* [Given exercise] Retype the records below word for word and omit any image.

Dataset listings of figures
────────────────
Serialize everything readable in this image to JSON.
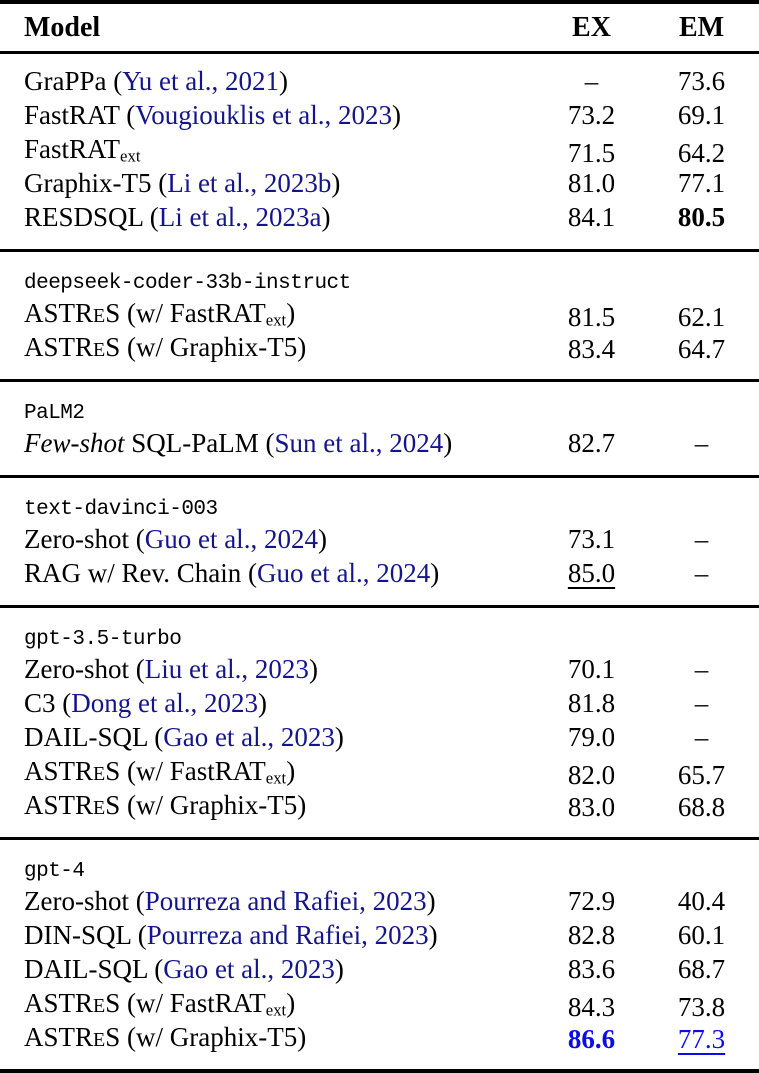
{
  "colors": {
    "text": "#000000",
    "cite": "#14148b",
    "highlight": "#0b0beb",
    "rule": "#000000",
    "background": "#ffffff"
  },
  "header": {
    "model": "Model",
    "ex": "EX",
    "em": "EM"
  },
  "sections": [
    {
      "rows": [
        {
          "model": [
            {
              "t": "GraPPa ("
            },
            {
              "t": "Yu et al., 2021",
              "s": "cite"
            },
            {
              "t": ")"
            }
          ],
          "ex": {
            "t": "–"
          },
          "em": {
            "t": "73.6"
          }
        },
        {
          "model": [
            {
              "t": "FastRAT ("
            },
            {
              "t": "Vougiouklis et al., 2023",
              "s": "cite"
            },
            {
              "t": ")"
            }
          ],
          "ex": {
            "t": "73.2"
          },
          "em": {
            "t": "69.1"
          }
        },
        {
          "model": [
            {
              "t": "FastRAT"
            },
            {
              "t": "ext",
              "s": "sub"
            }
          ],
          "ex": {
            "t": "71.5"
          },
          "em": {
            "t": "64.2"
          }
        },
        {
          "model": [
            {
              "t": "Graphix-T5 ("
            },
            {
              "t": "Li et al., 2023b",
              "s": "cite"
            },
            {
              "t": ")"
            }
          ],
          "ex": {
            "t": "81.0"
          },
          "em": {
            "t": "77.1"
          }
        },
        {
          "model": [
            {
              "t": "RESDSQL ("
            },
            {
              "t": "Li et al., 2023a",
              "s": "cite"
            },
            {
              "t": ")"
            }
          ],
          "ex": {
            "t": "84.1"
          },
          "em": {
            "t": "80.5",
            "s": "bold"
          }
        }
      ]
    },
    {
      "rows": [
        {
          "group": true,
          "model": [
            {
              "t": "deepseek-coder-33b-instruct",
              "s": "mono"
            }
          ],
          "ex": null,
          "em": null
        },
        {
          "model": [
            {
              "t": "ASTR"
            },
            {
              "t": "E",
              "s": "sc"
            },
            {
              "t": "S (w/ FastRAT"
            },
            {
              "t": "ext",
              "s": "sub"
            },
            {
              "t": ")"
            }
          ],
          "ex": {
            "t": "81.5"
          },
          "em": {
            "t": "62.1"
          }
        },
        {
          "model": [
            {
              "t": "ASTR"
            },
            {
              "t": "E",
              "s": "sc"
            },
            {
              "t": "S (w/ Graphix-T5)"
            }
          ],
          "ex": {
            "t": "83.4"
          },
          "em": {
            "t": "64.7"
          }
        }
      ]
    },
    {
      "rows": [
        {
          "group": true,
          "model": [
            {
              "t": "PaLM2",
              "s": "mono"
            }
          ],
          "ex": null,
          "em": null
        },
        {
          "model": [
            {
              "t": "Few-shot",
              "s": "italic"
            },
            {
              "t": " SQL-PaLM ("
            },
            {
              "t": "Sun et al., 2024",
              "s": "cite"
            },
            {
              "t": ")"
            }
          ],
          "ex": {
            "t": "82.7"
          },
          "em": {
            "t": "–"
          }
        }
      ]
    },
    {
      "rows": [
        {
          "group": true,
          "model": [
            {
              "t": "text-davinci-003",
              "s": "mono"
            }
          ],
          "ex": null,
          "em": null
        },
        {
          "model": [
            {
              "t": "Zero-shot ("
            },
            {
              "t": "Guo et al., 2024",
              "s": "cite"
            },
            {
              "t": ")"
            }
          ],
          "ex": {
            "t": "73.1"
          },
          "em": {
            "t": "–"
          }
        },
        {
          "model": [
            {
              "t": "RAG w/ Rev. Chain ("
            },
            {
              "t": "Guo et al., 2024",
              "s": "cite"
            },
            {
              "t": ")"
            }
          ],
          "ex": {
            "t": "85.0",
            "s": "underline"
          },
          "em": {
            "t": "–"
          }
        }
      ]
    },
    {
      "rows": [
        {
          "group": true,
          "model": [
            {
              "t": "gpt-3.5-turbo",
              "s": "mono"
            }
          ],
          "ex": null,
          "em": null
        },
        {
          "model": [
            {
              "t": "Zero-shot ("
            },
            {
              "t": "Liu et al., 2023",
              "s": "cite"
            },
            {
              "t": ")"
            }
          ],
          "ex": {
            "t": "70.1"
          },
          "em": {
            "t": "–"
          }
        },
        {
          "model": [
            {
              "t": "C3 ("
            },
            {
              "t": "Dong et al., 2023",
              "s": "cite"
            },
            {
              "t": ")"
            }
          ],
          "ex": {
            "t": "81.8"
          },
          "em": {
            "t": "–"
          }
        },
        {
          "model": [
            {
              "t": "DAIL-SQL ("
            },
            {
              "t": "Gao et al., 2023",
              "s": "cite"
            },
            {
              "t": ")"
            }
          ],
          "ex": {
            "t": "79.0"
          },
          "em": {
            "t": "–"
          }
        },
        {
          "model": [
            {
              "t": "ASTR"
            },
            {
              "t": "E",
              "s": "sc"
            },
            {
              "t": "S (w/ FastRAT"
            },
            {
              "t": "ext",
              "s": "sub"
            },
            {
              "t": ")"
            }
          ],
          "ex": {
            "t": "82.0"
          },
          "em": {
            "t": "65.7"
          }
        },
        {
          "model": [
            {
              "t": "ASTR"
            },
            {
              "t": "E",
              "s": "sc"
            },
            {
              "t": "S (w/ Graphix-T5)"
            }
          ],
          "ex": {
            "t": "83.0"
          },
          "em": {
            "t": "68.8"
          }
        }
      ]
    },
    {
      "rows": [
        {
          "group": true,
          "model": [
            {
              "t": "gpt-4",
              "s": "mono"
            }
          ],
          "ex": null,
          "em": null
        },
        {
          "model": [
            {
              "t": "Zero-shot ("
            },
            {
              "t": "Pourreza and Rafiei, 2023",
              "s": "cite"
            },
            {
              "t": ")"
            }
          ],
          "ex": {
            "t": "72.9"
          },
          "em": {
            "t": "40.4"
          }
        },
        {
          "model": [
            {
              "t": "DIN-SQL ("
            },
            {
              "t": "Pourreza and Rafiei, 2023",
              "s": "cite"
            },
            {
              "t": ")"
            }
          ],
          "ex": {
            "t": "82.8"
          },
          "em": {
            "t": "60.1"
          }
        },
        {
          "model": [
            {
              "t": "DAIL-SQL ("
            },
            {
              "t": "Gao et al., 2023",
              "s": "cite"
            },
            {
              "t": ")"
            }
          ],
          "ex": {
            "t": "83.6"
          },
          "em": {
            "t": "68.7"
          }
        },
        {
          "model": [
            {
              "t": "ASTR"
            },
            {
              "t": "E",
              "s": "sc"
            },
            {
              "t": "S (w/ FastRAT"
            },
            {
              "t": "ext",
              "s": "sub"
            },
            {
              "t": ")"
            }
          ],
          "ex": {
            "t": "84.3"
          },
          "em": {
            "t": "73.8"
          }
        },
        {
          "model": [
            {
              "t": "ASTR"
            },
            {
              "t": "E",
              "s": "sc"
            },
            {
              "t": "S (w/ Graphix-T5)"
            }
          ],
          "ex": {
            "t": "86.6",
            "s": "blue-bold"
          },
          "em": {
            "t": "77.3",
            "s": "blue-underline"
          }
        }
      ]
    }
  ]
}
────────────────
* [Reply]
Serialize everything readable in this image to JSON.
{
  "colors": {
    "text": "#000000",
    "cite": "#14148b",
    "highlight": "#0b0beb",
    "rule": "#000000",
    "background": "#ffffff"
  },
  "header": {
    "model": "Model",
    "ex": "EX",
    "em": "EM"
  },
  "sections": [
    {
      "rows": [
        {
          "model": [
            {
              "t": "GraPPa ("
            },
            {
              "t": "Yu et al., 2021",
              "s": "cite"
            },
            {
              "t": ")"
            }
          ],
          "ex": {
            "t": "–"
          },
          "em": {
            "t": "73.6"
          }
        },
        {
          "model": [
            {
              "t": "FastRAT ("
            },
            {
              "t": "Vougiouklis et al., 2023",
              "s": "cite"
            },
            {
              "t": ")"
            }
          ],
          "ex": {
            "t": "73.2"
          },
          "em": {
            "t": "69.1"
          }
        },
        {
          "model": [
            {
              "t": "FastRAT"
            },
            {
              "t": "ext",
              "s": "sub"
            }
          ],
          "ex": {
            "t": "71.5"
          },
          "em": {
            "t": "64.2"
          }
        },
        {
          "model": [
            {
              "t": "Graphix-T5 ("
            },
            {
              "t": "Li et al., 2023b",
              "s": "cite"
            },
            {
              "t": ")"
            }
          ],
          "ex": {
            "t": "81.0"
          },
          "em": {
            "t": "77.1"
          }
        },
        {
          "model": [
            {
              "t": "RESDSQL ("
            },
            {
              "t": "Li et al., 2023a",
              "s": "cite"
            },
            {
              "t": ")"
            }
          ],
          "ex": {
            "t": "84.1"
          },
          "em": {
            "t": "80.5",
            "s": "bold"
          }
        }
      ]
    },
    {
      "rows": [
        {
          "group": true,
          "model": [
            {
              "t": "deepseek-coder-33b-instruct",
              "s": "mono"
            }
          ],
          "ex": null,
          "em": null
        },
        {
          "model": [
            {
              "t": "ASTR"
            },
            {
              "t": "E",
              "s": "sc"
            },
            {
              "t": "S (w/ FastRAT"
            },
            {
              "t": "ext",
              "s": "sub"
            },
            {
              "t": ")"
            }
          ],
          "ex": {
            "t": "81.5"
          },
          "em": {
            "t": "62.1"
          }
        },
        {
          "model": [
            {
              "t": "ASTR"
            },
            {
              "t": "E",
              "s": "sc"
            },
            {
              "t": "S (w/ Graphix-T5)"
            }
          ],
          "ex": {
            "t": "83.4"
          },
          "em": {
            "t": "64.7"
          }
        }
      ]
    },
    {
      "rows": [
        {
          "group": true,
          "model": [
            {
              "t": "PaLM2",
              "s": "mono"
            }
          ],
          "ex": null,
          "em": null
        },
        {
          "model": [
            {
              "t": "Few-shot",
              "s": "italic"
            },
            {
              "t": " SQL-PaLM ("
            },
            {
              "t": "Sun et al., 2024",
              "s": "cite"
            },
            {
              "t": ")"
            }
          ],
          "ex": {
            "t": "82.7"
          },
          "em": {
            "t": "–"
          }
        }
      ]
    },
    {
      "rows": [
        {
          "group": true,
          "model": [
            {
              "t": "text-davinci-003",
              "s": "mono"
            }
          ],
          "ex": null,
          "em": null
        },
        {
          "model": [
            {
              "t": "Zero-shot ("
            },
            {
              "t": "Guo et al., 2024",
              "s": "cite"
            },
            {
              "t": ")"
            }
          ],
          "ex": {
            "t": "73.1"
          },
          "em": {
            "t": "–"
          }
        },
        {
          "model": [
            {
              "t": "RAG w/ Rev. Chain ("
            },
            {
              "t": "Guo et al., 2024",
              "s": "cite"
            },
            {
              "t": ")"
            }
          ],
          "ex": {
            "t": "85.0",
            "s": "underline"
          },
          "em": {
            "t": "–"
          }
        }
      ]
    },
    {
      "rows": [
        {
          "group": true,
          "model": [
            {
              "t": "gpt-3.5-turbo",
              "s": "mono"
            }
          ],
          "ex": null,
          "em": null
        },
        {
          "model": [
            {
              "t": "Zero-shot ("
            },
            {
              "t": "Liu et al., 2023",
              "s": "cite"
            },
            {
              "t": ")"
            }
          ],
          "ex": {
            "t": "70.1"
          },
          "em": {
            "t": "–"
          }
        },
        {
          "model": [
            {
              "t": "C3 ("
            },
            {
              "t": "Dong et al., 2023",
              "s": "cite"
            },
            {
              "t": ")"
            }
          ],
          "ex": {
            "t": "81.8"
          },
          "em": {
            "t": "–"
          }
        },
        {
          "model": [
            {
              "t": "DAIL-SQL ("
            },
            {
              "t": "Gao et al., 2023",
              "s": "cite"
            },
            {
              "t": ")"
            }
          ],
          "ex": {
            "t": "79.0"
          },
          "em": {
            "t": "–"
          }
        },
        {
          "model": [
            {
              "t": "ASTR"
            },
            {
              "t": "E",
              "s": "sc"
            },
            {
              "t": "S (w/ FastRAT"
            },
            {
              "t": "ext",
              "s": "sub"
            },
            {
              "t": ")"
            }
          ],
          "ex": {
            "t": "82.0"
          },
          "em": {
            "t": "65.7"
          }
        },
        {
          "model": [
            {
              "t": "ASTR"
            },
            {
              "t": "E",
              "s": "sc"
            },
            {
              "t": "S (w/ Graphix-T5)"
            }
          ],
          "ex": {
            "t": "83.0"
          },
          "em": {
            "t": "68.8"
          }
        }
      ]
    },
    {
      "rows": [
        {
          "group": true,
          "model": [
            {
              "t": "gpt-4",
              "s": "mono"
            }
          ],
          "ex": null,
          "em": null
        },
        {
          "model": [
            {
              "t": "Zero-shot ("
            },
            {
              "t": "Pourreza and Rafiei, 2023",
              "s": "cite"
            },
            {
              "t": ")"
            }
          ],
          "ex": {
            "t": "72.9"
          },
          "em": {
            "t": "40.4"
          }
        },
        {
          "model": [
            {
              "t": "DIN-SQL ("
            },
            {
              "t": "Pourreza and Rafiei, 2023",
              "s": "cite"
            },
            {
              "t": ")"
            }
          ],
          "ex": {
            "t": "82.8"
          },
          "em": {
            "t": "60.1"
          }
        },
        {
          "model": [
            {
              "t": "DAIL-SQL ("
            },
            {
              "t": "Gao et al., 2023",
              "s": "cite"
            },
            {
              "t": ")"
            }
          ],
          "ex": {
            "t": "83.6"
          },
          "em": {
            "t": "68.7"
          }
        },
        {
          "model": [
            {
              "t": "ASTR"
            },
            {
              "t": "E",
              "s": "sc"
            },
            {
              "t": "S (w/ FastRAT"
            },
            {
              "t": "ext",
              "s": "sub"
            },
            {
              "t": ")"
            }
          ],
          "ex": {
            "t": "84.3"
          },
          "em": {
            "t": "73.8"
          }
        },
        {
          "model": [
            {
              "t": "ASTR"
            },
            {
              "t": "E",
              "s": "sc"
            },
            {
              "t": "S (w/ Graphix-T5)"
            }
          ],
          "ex": {
            "t": "86.6",
            "s": "blue-bold"
          },
          "em": {
            "t": "77.3",
            "s": "blue-underline"
          }
        }
      ]
    }
  ]
}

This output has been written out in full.